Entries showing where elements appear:
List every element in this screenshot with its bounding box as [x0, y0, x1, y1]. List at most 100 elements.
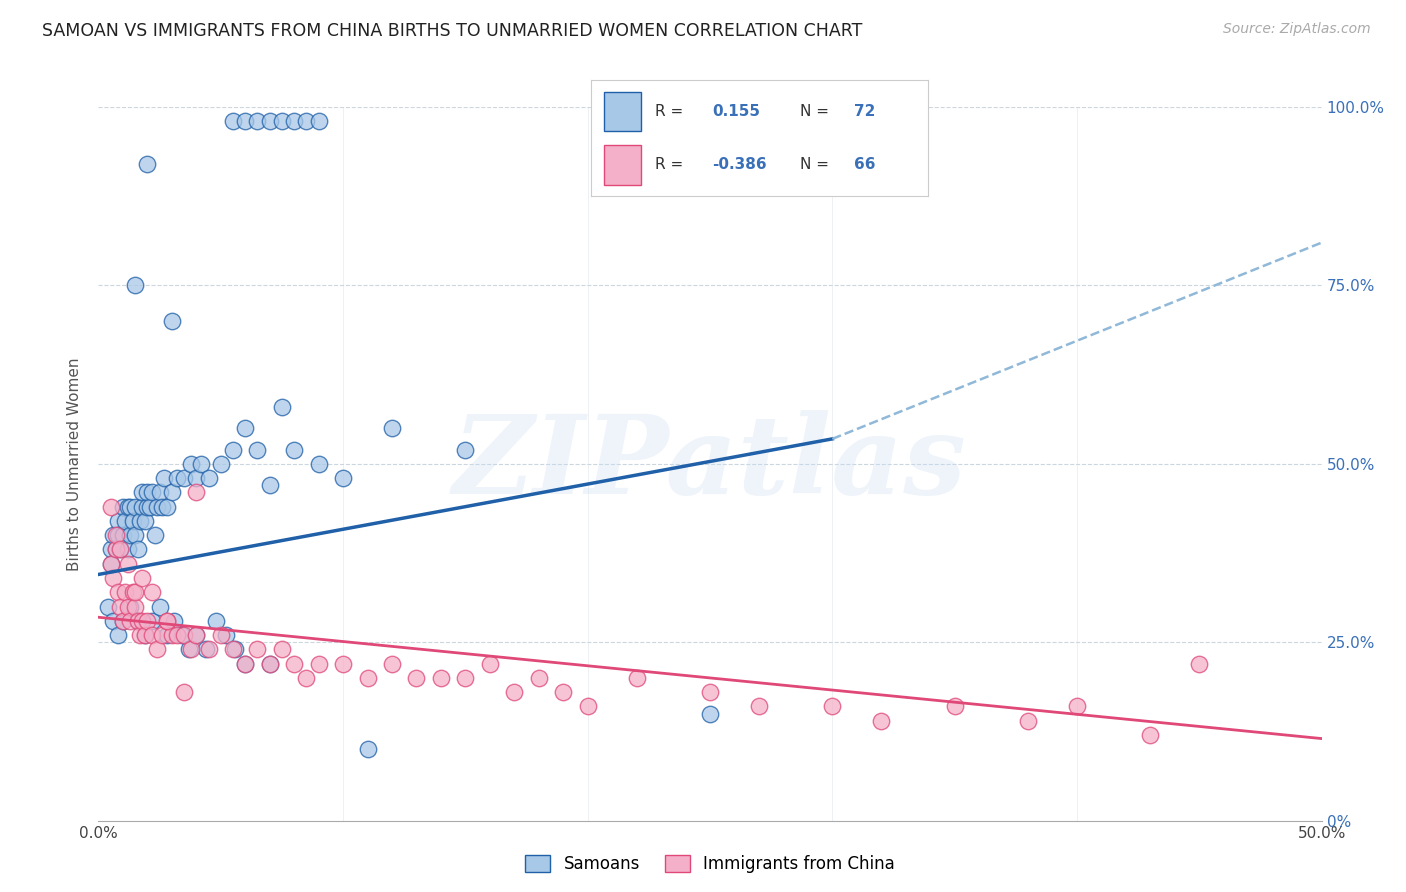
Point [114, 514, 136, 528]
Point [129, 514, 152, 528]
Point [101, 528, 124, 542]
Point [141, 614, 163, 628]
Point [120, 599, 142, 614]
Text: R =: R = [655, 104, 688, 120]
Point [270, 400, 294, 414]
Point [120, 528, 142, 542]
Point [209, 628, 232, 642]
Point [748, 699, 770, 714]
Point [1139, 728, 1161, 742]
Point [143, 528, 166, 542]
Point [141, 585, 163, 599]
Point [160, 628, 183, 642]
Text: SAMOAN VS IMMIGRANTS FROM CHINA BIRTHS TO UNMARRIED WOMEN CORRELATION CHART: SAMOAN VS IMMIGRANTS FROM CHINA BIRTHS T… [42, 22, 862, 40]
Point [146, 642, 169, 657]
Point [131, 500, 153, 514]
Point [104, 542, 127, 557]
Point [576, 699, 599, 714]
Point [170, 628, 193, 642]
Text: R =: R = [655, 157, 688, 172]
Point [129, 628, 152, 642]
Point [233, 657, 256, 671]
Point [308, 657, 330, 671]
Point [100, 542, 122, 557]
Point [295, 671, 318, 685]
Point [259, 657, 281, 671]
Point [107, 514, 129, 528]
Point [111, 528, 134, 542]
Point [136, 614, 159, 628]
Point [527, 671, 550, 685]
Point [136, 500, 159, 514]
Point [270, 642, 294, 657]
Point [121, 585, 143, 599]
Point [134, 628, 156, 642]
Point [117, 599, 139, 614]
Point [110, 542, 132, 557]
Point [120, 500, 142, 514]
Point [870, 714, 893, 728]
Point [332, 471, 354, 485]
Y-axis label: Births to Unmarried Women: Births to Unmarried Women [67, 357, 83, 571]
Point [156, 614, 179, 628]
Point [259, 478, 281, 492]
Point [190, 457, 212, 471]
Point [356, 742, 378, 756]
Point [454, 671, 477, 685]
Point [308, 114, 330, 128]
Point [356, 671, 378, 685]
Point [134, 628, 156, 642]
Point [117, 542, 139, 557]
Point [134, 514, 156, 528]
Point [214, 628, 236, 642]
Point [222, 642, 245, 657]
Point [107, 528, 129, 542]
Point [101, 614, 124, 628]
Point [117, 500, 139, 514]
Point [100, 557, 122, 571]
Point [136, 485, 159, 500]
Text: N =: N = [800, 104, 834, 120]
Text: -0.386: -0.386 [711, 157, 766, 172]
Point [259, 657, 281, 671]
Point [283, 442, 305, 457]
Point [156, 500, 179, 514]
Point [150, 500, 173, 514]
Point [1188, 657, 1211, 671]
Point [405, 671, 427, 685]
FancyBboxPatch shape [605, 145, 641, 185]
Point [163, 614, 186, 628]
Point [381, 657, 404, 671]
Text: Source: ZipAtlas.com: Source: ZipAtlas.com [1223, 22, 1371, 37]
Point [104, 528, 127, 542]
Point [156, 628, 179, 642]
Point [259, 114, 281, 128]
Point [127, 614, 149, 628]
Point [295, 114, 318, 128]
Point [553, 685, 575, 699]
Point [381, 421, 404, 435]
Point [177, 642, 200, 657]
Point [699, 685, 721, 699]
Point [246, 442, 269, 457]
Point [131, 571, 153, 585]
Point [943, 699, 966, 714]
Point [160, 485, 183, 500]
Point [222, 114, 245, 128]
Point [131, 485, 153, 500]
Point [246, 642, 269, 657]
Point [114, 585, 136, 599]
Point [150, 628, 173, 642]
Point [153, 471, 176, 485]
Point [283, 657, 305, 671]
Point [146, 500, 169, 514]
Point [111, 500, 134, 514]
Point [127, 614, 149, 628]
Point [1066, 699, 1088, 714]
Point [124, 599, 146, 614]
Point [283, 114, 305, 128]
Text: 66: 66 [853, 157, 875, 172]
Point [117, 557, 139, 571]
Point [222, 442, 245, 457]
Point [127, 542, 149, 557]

- _WHAT NEEDS TO BE DONE_:
Copy all of the entries above word for word, but leave the pictures out of your answer.

- _ANSWER TO THIS EXERCISE_:
List every element in this screenshot with its bounding box as [x0, y0, x1, y1]. List at most 100 elements.
Point [114, 514, 136, 528]
Point [129, 514, 152, 528]
Point [101, 528, 124, 542]
Point [141, 614, 163, 628]
Point [120, 599, 142, 614]
Text: R =: R = [655, 104, 688, 120]
Point [270, 400, 294, 414]
Point [120, 528, 142, 542]
Point [209, 628, 232, 642]
Point [748, 699, 770, 714]
Point [1139, 728, 1161, 742]
Point [143, 528, 166, 542]
Point [141, 585, 163, 599]
Point [160, 628, 183, 642]
Text: SAMOAN VS IMMIGRANTS FROM CHINA BIRTHS TO UNMARRIED WOMEN CORRELATION CHART: SAMOAN VS IMMIGRANTS FROM CHINA BIRTHS T… [42, 22, 862, 40]
Point [146, 642, 169, 657]
Point [131, 500, 153, 514]
Point [104, 542, 127, 557]
Point [576, 699, 599, 714]
Point [170, 628, 193, 642]
Text: R =: R = [655, 157, 688, 172]
Point [129, 628, 152, 642]
Point [233, 657, 256, 671]
Point [308, 657, 330, 671]
Point [100, 542, 122, 557]
Point [295, 671, 318, 685]
Point [259, 657, 281, 671]
Point [107, 514, 129, 528]
Point [111, 528, 134, 542]
Point [136, 614, 159, 628]
Point [527, 671, 550, 685]
Point [136, 500, 159, 514]
Point [270, 642, 294, 657]
Point [121, 585, 143, 599]
Point [134, 628, 156, 642]
Point [117, 599, 139, 614]
Point [110, 542, 132, 557]
Point [120, 500, 142, 514]
Point [870, 714, 893, 728]
Point [332, 471, 354, 485]
Y-axis label: Births to Unmarried Women: Births to Unmarried Women [67, 357, 83, 571]
Point [156, 614, 179, 628]
Point [259, 478, 281, 492]
Point [190, 457, 212, 471]
Point [356, 742, 378, 756]
Point [454, 671, 477, 685]
Point [308, 114, 330, 128]
Point [356, 671, 378, 685]
Point [134, 628, 156, 642]
Point [117, 542, 139, 557]
Point [134, 514, 156, 528]
Point [214, 628, 236, 642]
Point [222, 642, 245, 657]
Point [107, 528, 129, 542]
Point [101, 614, 124, 628]
Point [117, 500, 139, 514]
Point [100, 557, 122, 571]
Point [136, 485, 159, 500]
Text: N =: N = [800, 104, 834, 120]
Text: -0.386: -0.386 [711, 157, 766, 172]
Point [259, 657, 281, 671]
Point [283, 442, 305, 457]
Point [156, 500, 179, 514]
Point [150, 500, 173, 514]
Point [1188, 657, 1211, 671]
Point [405, 671, 427, 685]
FancyBboxPatch shape [605, 145, 641, 185]
Point [163, 614, 186, 628]
Point [381, 657, 404, 671]
Text: Source: ZipAtlas.com: Source: ZipAtlas.com [1223, 22, 1371, 37]
Point [104, 528, 127, 542]
Point [156, 628, 179, 642]
Point [259, 114, 281, 128]
Point [127, 614, 149, 628]
Point [295, 114, 318, 128]
Point [553, 685, 575, 699]
Point [381, 421, 404, 435]
Point [177, 642, 200, 657]
Point [699, 685, 721, 699]
Point [246, 442, 269, 457]
Point [131, 571, 153, 585]
Point [943, 699, 966, 714]
Point [160, 485, 183, 500]
Point [222, 114, 245, 128]
Point [131, 485, 153, 500]
Point [246, 642, 269, 657]
Point [114, 585, 136, 599]
Point [150, 628, 173, 642]
Point [153, 471, 176, 485]
Point [283, 657, 305, 671]
Point [146, 500, 169, 514]
Point [111, 500, 134, 514]
Point [127, 614, 149, 628]
Point [1066, 699, 1088, 714]
Point [124, 599, 146, 614]
Point [283, 114, 305, 128]
Text: 66: 66 [853, 157, 875, 172]
Point [117, 557, 139, 571]
Point [222, 442, 245, 457]
Point [127, 542, 149, 557]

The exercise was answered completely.